### What is required
Rewrite the items below, beginning at the line that contains "jdk-module-folder-icon — [42, 303, 59, 319]" and ending after the line that contains "853, 384, 868]". Replace every "jdk-module-folder-icon" with "module-icon" and leave everything else unchanged.
--------
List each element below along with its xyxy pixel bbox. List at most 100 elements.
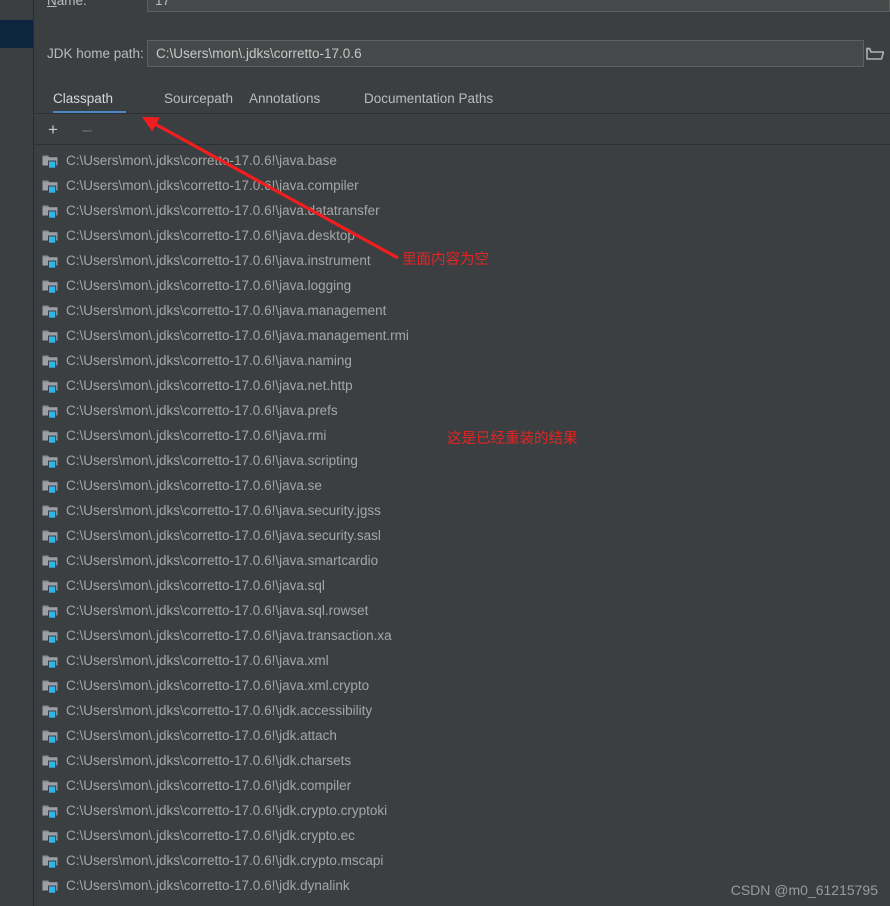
jdk-module-folder-icon — [42, 303, 59, 319]
jdk-module-folder-icon — [42, 353, 59, 369]
classpath-item-path: C:\Users\mon\.jdks\corretto-17.0.6!\jdk.… — [66, 703, 373, 718]
name-label: Name: — [47, 0, 87, 8]
sdk-editor-panel: Name: 17 JDK home path: C:\Users\mon\.jd… — [34, 0, 890, 906]
tab-label: Annotations — [249, 91, 321, 106]
jdk-module-folder-icon — [42, 828, 59, 844]
tab-classpath[interactable]: Classpath — [53, 86, 148, 114]
minus-icon[interactable]: – — [76, 119, 98, 140]
classpath-list-item[interactable]: C:\Users\mon\.jdks\corretto-17.0.6!\java… — [34, 348, 890, 373]
classpath-list-item[interactable]: C:\Users\mon\.jdks\corretto-17.0.6!\jdk.… — [34, 798, 890, 823]
classpath-list[interactable]: C:\Users\mon\.jdks\corretto-17.0.6!\java… — [34, 148, 890, 906]
classpath-list-item[interactable]: C:\Users\mon\.jdks\corretto-17.0.6!\java… — [34, 598, 890, 623]
jdk-module-folder-icon — [42, 753, 59, 769]
csdn-watermark: CSDN @m0_61215795 — [730, 882, 878, 898]
classpath-list-item[interactable]: C:\Users\mon\.jdks\corretto-17.0.6!\jdk.… — [34, 823, 890, 848]
name-input-value: 17 — [155, 0, 171, 8]
classpath-item-path: C:\Users\mon\.jdks\corretto-17.0.6!\java… — [66, 178, 359, 193]
classpath-item-path: C:\Users\mon\.jdks\corretto-17.0.6!\jdk.… — [66, 778, 352, 793]
jdk-module-folder-icon — [42, 153, 59, 169]
jdk-module-folder-icon — [42, 453, 59, 469]
jdk-module-folder-icon — [42, 603, 59, 619]
jdk-module-folder-icon — [42, 378, 59, 394]
jdk-module-folder-icon — [42, 503, 59, 519]
classpath-list-item[interactable]: C:\Users\mon\.jdks\corretto-17.0.6!\java… — [34, 448, 890, 473]
tabstrip-separator — [34, 113, 890, 114]
jdk-home-path-label: JDK home path: — [47, 46, 144, 61]
classpath-item-path: C:\Users\mon\.jdks\corretto-17.0.6!\jdk.… — [66, 853, 384, 868]
classpath-item-path: C:\Users\mon\.jdks\corretto-17.0.6!\java… — [66, 628, 392, 643]
classpath-item-path: C:\Users\mon\.jdks\corretto-17.0.6!\java… — [66, 553, 379, 568]
tab-documentation-paths[interactable]: Documentation Paths — [364, 86, 539, 114]
classpath-list-item[interactable]: C:\Users\mon\.jdks\corretto-17.0.6!\jdk.… — [34, 848, 890, 873]
paths-tab-strip: Classpath Sourcepath Annotations Documentat… — [34, 86, 890, 114]
classpath-item-path: C:\Users\mon\.jdks\corretto-17.0.6!\java… — [66, 678, 370, 693]
classpath-item-path: C:\Users\mon\.jdks\corretto-17.0.6!\jdk.… — [66, 803, 388, 818]
tab-label: Documentation Paths — [364, 91, 494, 106]
classpath-item-path: C:\Users\mon\.jdks\corretto-17.0.6!\java… — [66, 478, 322, 493]
jdk-module-folder-icon — [42, 478, 59, 494]
jdk-module-folder-icon — [42, 253, 59, 269]
jdk-home-path-row: JDK home path: C:\Users\mon\.jdks\corret… — [34, 40, 890, 70]
classpath-list-item[interactable]: C:\Users\mon\.jdks\corretto-17.0.6!\java… — [34, 373, 890, 398]
jdk-module-folder-icon — [42, 278, 59, 294]
jdk-module-folder-icon — [42, 228, 59, 244]
classpath-list-item[interactable]: C:\Users\mon\.jdks\corretto-17.0.6!\jdk.… — [34, 698, 890, 723]
jdk-home-path-value: C:\Users\mon\.jdks\corretto-17.0.6 — [156, 46, 362, 61]
classpath-list-item[interactable]: C:\Users\mon\.jdks\corretto-17.0.6!\java… — [34, 548, 890, 573]
classpath-list-item[interactable]: C:\Users\mon\.jdks\corretto-17.0.6!\java… — [34, 523, 890, 548]
jdk-module-folder-icon — [42, 178, 59, 194]
classpath-item-path: C:\Users\mon\.jdks\corretto-17.0.6!\java… — [66, 203, 380, 218]
jdk-home-path-input[interactable]: C:\Users\mon\.jdks\corretto-17.0.6 — [147, 40, 864, 67]
classpath-list-item[interactable]: C:\Users\mon\.jdks\corretto-17.0.6!\jdk.… — [34, 773, 890, 798]
classpath-item-path: C:\Users\mon\.jdks\corretto-17.0.6!\jdk.… — [66, 828, 355, 843]
classpath-item-path: C:\Users\mon\.jdks\corretto-17.0.6!\java… — [66, 153, 337, 168]
sidebar-selected-item[interactable] — [0, 20, 33, 48]
classpath-list-item[interactable]: C:\Users\mon\.jdks\corretto-17.0.6!\java… — [34, 148, 890, 173]
classpath-list-item[interactable]: C:\Users\mon\.jdks\corretto-17.0.6!\jdk.… — [34, 723, 890, 748]
classpath-list-item[interactable]: C:\Users\mon\.jdks\corretto-17.0.6!\java… — [34, 573, 890, 598]
classpath-item-path: C:\Users\mon\.jdks\corretto-17.0.6!\jdk.… — [66, 878, 350, 893]
classpath-toolbar: + – — [34, 115, 890, 144]
classpath-list-item[interactable]: C:\Users\mon\.jdks\corretto-17.0.6!\java… — [34, 323, 890, 348]
classpath-item-path: C:\Users\mon\.jdks\corretto-17.0.6!\java… — [66, 328, 409, 343]
jdk-module-folder-icon — [42, 628, 59, 644]
classpath-item-path: C:\Users\mon\.jdks\corretto-17.0.6!\jdk.… — [66, 753, 352, 768]
jdk-module-folder-icon — [42, 803, 59, 819]
classpath-item-path: C:\Users\mon\.jdks\corretto-17.0.6!\java… — [66, 453, 358, 468]
tab-annotations[interactable]: Annotations — [249, 86, 359, 114]
jdk-module-folder-icon — [42, 728, 59, 744]
classpath-list-item[interactable]: C:\Users\mon\.jdks\corretto-17.0.6!\java… — [34, 423, 890, 448]
jdk-module-folder-icon — [42, 703, 59, 719]
tab-label: Classpath — [53, 91, 114, 106]
classpath-list-item[interactable]: C:\Users\mon\.jdks\corretto-17.0.6!\java… — [34, 173, 890, 198]
classpath-list-item[interactable]: C:\Users\mon\.jdks\corretto-17.0.6!\jdk.… — [34, 748, 890, 773]
classpath-list-item[interactable]: C:\Users\mon\.jdks\corretto-17.0.6!\java… — [34, 398, 890, 423]
tab-label: Sourcepath — [164, 91, 234, 106]
jdk-module-folder-icon — [42, 878, 59, 894]
classpath-list-item[interactable]: C:\Users\mon\.jdks\corretto-17.0.6!\java… — [34, 298, 890, 323]
jdk-module-folder-icon — [42, 678, 59, 694]
classpath-item-path: C:\Users\mon\.jdks\corretto-17.0.6!\java… — [66, 528, 381, 543]
classpath-list-item[interactable]: C:\Users\mon\.jdks\corretto-17.0.6!\java… — [34, 473, 890, 498]
classpath-item-path: C:\Users\mon\.jdks\corretto-17.0.6!\jdk.… — [66, 728, 337, 743]
jdk-module-folder-icon — [42, 203, 59, 219]
classpath-list-item[interactable]: C:\Users\mon\.jdks\corretto-17.0.6!\java… — [34, 223, 890, 248]
toolbar-separator — [34, 144, 890, 145]
classpath-list-item[interactable]: C:\Users\mon\.jdks\corretto-17.0.6!\java… — [34, 648, 890, 673]
name-input[interactable]: 17 — [147, 0, 890, 12]
plus-icon[interactable]: + — [42, 119, 64, 140]
name-field-row: Name: 17 — [34, 0, 890, 14]
classpath-list-item[interactable]: C:\Users\mon\.jdks\corretto-17.0.6!\java… — [34, 623, 890, 648]
jdk-module-folder-icon — [42, 778, 59, 794]
classpath-list-item[interactable]: C:\Users\mon\.jdks\corretto-17.0.6!\java… — [34, 673, 890, 698]
classpath-list-item[interactable]: C:\Users\mon\.jdks\corretto-17.0.6!\java… — [34, 198, 890, 223]
folder-open-icon[interactable] — [859, 40, 890, 67]
classpath-list-item[interactable]: C:\Users\mon\.jdks\corretto-17.0.6!\java… — [34, 498, 890, 523]
classpath-item-path: C:\Users\mon\.jdks\corretto-17.0.6!\java… — [66, 403, 338, 418]
classpath-list-item[interactable]: C:\Users\mon\.jdks\corretto-17.0.6!\java… — [34, 248, 890, 273]
jdk-module-folder-icon — [42, 653, 59, 669]
classpath-list-item[interactable]: C:\Users\mon\.jdks\corretto-17.0.6!\java… — [34, 273, 890, 298]
classpath-item-path: C:\Users\mon\.jdks\corretto-17.0.6!\java… — [66, 503, 381, 518]
jdk-module-folder-icon — [42, 403, 59, 419]
jdk-module-folder-icon — [42, 328, 59, 344]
--------
### Output for this task
module-icon — [42, 303, 59, 319]
module-icon — [42, 353, 59, 369]
classpath-item-path: C:\Users\mon\.jdks\corretto-17.0.6!\jdk.… — [66, 703, 373, 718]
name-label: Name: — [47, 0, 87, 8]
sdk-editor-panel: Name: 17 JDK home path: C:\Users\mon\.jd… — [34, 0, 890, 906]
tab-label: Annotations — [249, 91, 321, 106]
module-icon — [42, 828, 59, 844]
tab-classpath[interactable]: Classpath — [53, 86, 148, 114]
minus-icon[interactable]: – — [76, 119, 98, 140]
classpath-list-item[interactable]: C:\Users\mon\.jdks\corretto-17.0.6!\java… — [34, 348, 890, 373]
classpath-list-item[interactable]: C:\Users\mon\.jdks\corretto-17.0.6!\jdk.… — [34, 798, 890, 823]
classpath-list[interactable]: C:\Users\mon\.jdks\corretto-17.0.6!\java… — [34, 148, 890, 906]
classpath-list-item[interactable]: C:\Users\mon\.jdks\corretto-17.0.6!\java… — [34, 598, 890, 623]
module-icon — [42, 753, 59, 769]
csdn-watermark: CSDN @m0_61215795 — [730, 882, 878, 898]
classpath-list-item[interactable]: C:\Users\mon\.jdks\corretto-17.0.6!\jdk.… — [34, 823, 890, 848]
name-input-value: 17 — [155, 0, 171, 8]
classpath-item-path: C:\Users\mon\.jdks\corretto-17.0.6!\java… — [66, 178, 359, 193]
classpath-item-path: C:\Users\mon\.jdks\corretto-17.0.6!\jdk.… — [66, 778, 352, 793]
module-icon — [42, 153, 59, 169]
module-icon — [42, 453, 59, 469]
module-icon — [42, 603, 59, 619]
module-icon — [42, 378, 59, 394]
module-icon — [42, 503, 59, 519]
classpath-list-item[interactable]: C:\Users\mon\.jdks\corretto-17.0.6!\java… — [34, 448, 890, 473]
tabstrip-separator — [34, 113, 890, 114]
jdk-home-path-label: JDK home path: — [47, 46, 144, 61]
classpath-item-path: C:\Users\mon\.jdks\corretto-17.0.6!\jdk.… — [66, 853, 384, 868]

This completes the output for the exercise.